Retype the complete listing exactly as it appears.

□ □ □ □ □

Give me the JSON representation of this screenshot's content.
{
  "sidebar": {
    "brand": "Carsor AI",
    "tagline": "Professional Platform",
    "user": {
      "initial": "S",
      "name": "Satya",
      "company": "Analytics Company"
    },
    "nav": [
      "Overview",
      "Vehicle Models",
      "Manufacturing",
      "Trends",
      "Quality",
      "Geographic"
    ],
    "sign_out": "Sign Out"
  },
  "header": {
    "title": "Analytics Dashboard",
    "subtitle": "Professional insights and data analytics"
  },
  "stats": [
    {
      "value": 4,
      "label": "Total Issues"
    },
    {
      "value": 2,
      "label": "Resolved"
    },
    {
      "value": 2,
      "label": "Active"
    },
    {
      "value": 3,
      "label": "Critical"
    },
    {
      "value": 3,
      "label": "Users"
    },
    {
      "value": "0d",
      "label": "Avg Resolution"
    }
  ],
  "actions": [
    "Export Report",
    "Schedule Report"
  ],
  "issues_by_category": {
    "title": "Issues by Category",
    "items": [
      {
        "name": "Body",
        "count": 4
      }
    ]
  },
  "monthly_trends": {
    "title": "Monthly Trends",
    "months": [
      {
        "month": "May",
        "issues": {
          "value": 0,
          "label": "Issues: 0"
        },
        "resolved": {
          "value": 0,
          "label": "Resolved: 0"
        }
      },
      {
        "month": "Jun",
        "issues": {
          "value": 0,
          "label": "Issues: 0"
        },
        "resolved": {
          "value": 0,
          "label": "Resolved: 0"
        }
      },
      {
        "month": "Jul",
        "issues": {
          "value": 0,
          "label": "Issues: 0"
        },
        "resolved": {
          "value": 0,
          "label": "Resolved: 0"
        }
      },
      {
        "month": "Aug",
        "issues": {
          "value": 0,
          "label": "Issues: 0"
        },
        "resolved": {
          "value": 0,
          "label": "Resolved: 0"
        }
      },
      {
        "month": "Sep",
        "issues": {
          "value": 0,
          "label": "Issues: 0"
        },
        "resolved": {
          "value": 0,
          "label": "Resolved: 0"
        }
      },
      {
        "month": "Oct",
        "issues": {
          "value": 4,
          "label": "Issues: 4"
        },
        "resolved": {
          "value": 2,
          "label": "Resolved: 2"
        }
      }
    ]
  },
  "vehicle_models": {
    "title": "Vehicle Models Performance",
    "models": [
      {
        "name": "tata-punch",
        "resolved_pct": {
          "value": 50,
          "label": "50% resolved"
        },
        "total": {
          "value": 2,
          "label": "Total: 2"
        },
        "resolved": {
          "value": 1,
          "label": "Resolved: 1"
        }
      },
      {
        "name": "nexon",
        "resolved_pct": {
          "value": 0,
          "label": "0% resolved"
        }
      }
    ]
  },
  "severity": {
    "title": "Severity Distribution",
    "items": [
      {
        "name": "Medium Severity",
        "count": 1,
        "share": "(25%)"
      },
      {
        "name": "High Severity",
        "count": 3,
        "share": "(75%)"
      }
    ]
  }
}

□ □ □ □ □

• _Answer_
Give me the JSON representation of this screenshot's content.
{
  "sidebar": {
    "brand": "Carsor AI",
    "tagline": "Professional Platform",
    "user": {
      "initial": "S",
      "name": "Satya",
      "company": "Analytics Company"
    },
    "nav": [
      "Overview",
      "Vehicle Models",
      "Manufacturing",
      "Trends",
      "Quality",
      "Geographic"
    ],
    "sign_out": "Sign Out"
  },
  "header": {
    "title": "Analytics Dashboard",
    "subtitle": "Professional insights and data analytics"
  },
  "stats": [
    {
      "value": 4,
      "label": "Total Issues"
    },
    {
      "value": 2,
      "label": "Resolved"
    },
    {
      "value": 2,
      "label": "Active"
    },
    {
      "value": 3,
      "label": "Critical"
    },
    {
      "value": 3,
      "label": "Users"
    },
    {
      "value": "0d",
      "label": "Avg Resolution"
    }
  ],
  "actions": [
    "Export Report",
    "Schedule Report"
  ],
  "issues_by_category": {
    "title": "Issues by Category",
    "items": [
      {
        "name": "Body",
        "count": 4
      }
    ]
  },
  "monthly_trends": {
    "title": "Monthly Trends",
    "months": [
      {
        "month": "May",
        "issues": {
          "value": 0,
          "label": "Issues: 0"
        },
        "resolved": {
          "value": 0,
          "label": "Resolved: 0"
        }
      },
      {
        "month": "Jun",
        "issues": {
          "value": 0,
          "label": "Issues: 0"
        },
        "resolved": {
          "value": 0,
          "label": "Resolved: 0"
        }
      },
      {
        "month": "Jul",
        "issues": {
          "value": 0,
          "label": "Issues: 0"
        },
        "resolved": {
          "value": 0,
          "label": "Resolved: 0"
        }
      },
      {
        "month": "Aug",
        "issues": {
          "value": 0,
          "label": "Issues: 0"
        },
        "resolved": {
          "value": 0,
          "label": "Resolved: 0"
        }
      },
      {
        "month": "Sep",
        "issues": {
          "value": 0,
          "label": "Issues: 0"
        },
        "resolved": {
          "value": 0,
          "label": "Resolved: 0"
        }
      },
      {
        "month": "Oct",
        "issues": {
          "value": 4,
          "label": "Issues: 4"
        },
        "resolved": {
          "value": 2,
          "label": "Resolved: 2"
        }
      }
    ]
  },
  "vehicle_models": {
    "title": "Vehicle Models Performance",
    "models": [
      {
        "name": "tata-punch",
        "resolved_pct": {
          "value": 50,
          "label": "50% resolved"
        },
        "total": {
          "value": 2,
          "label": "Total: 2"
        },
        "resolved": {
          "value": 1,
          "label": "Resolved: 1"
        }
      },
      {
        "name": "nexon",
        "resolved_pct": {
          "value": 0,
          "label": "0% resolved"
        }
      }
    ]
  },
  "severity": {
    "title": "Severity Distribution",
    "items": [
      {
        "name": "Medium Severity",
        "count": 1,
        "share": "(25%)"
      },
      {
        "name": "High Severity",
        "count": 3,
        "share": "(75%)"
      }
    ]
  }
}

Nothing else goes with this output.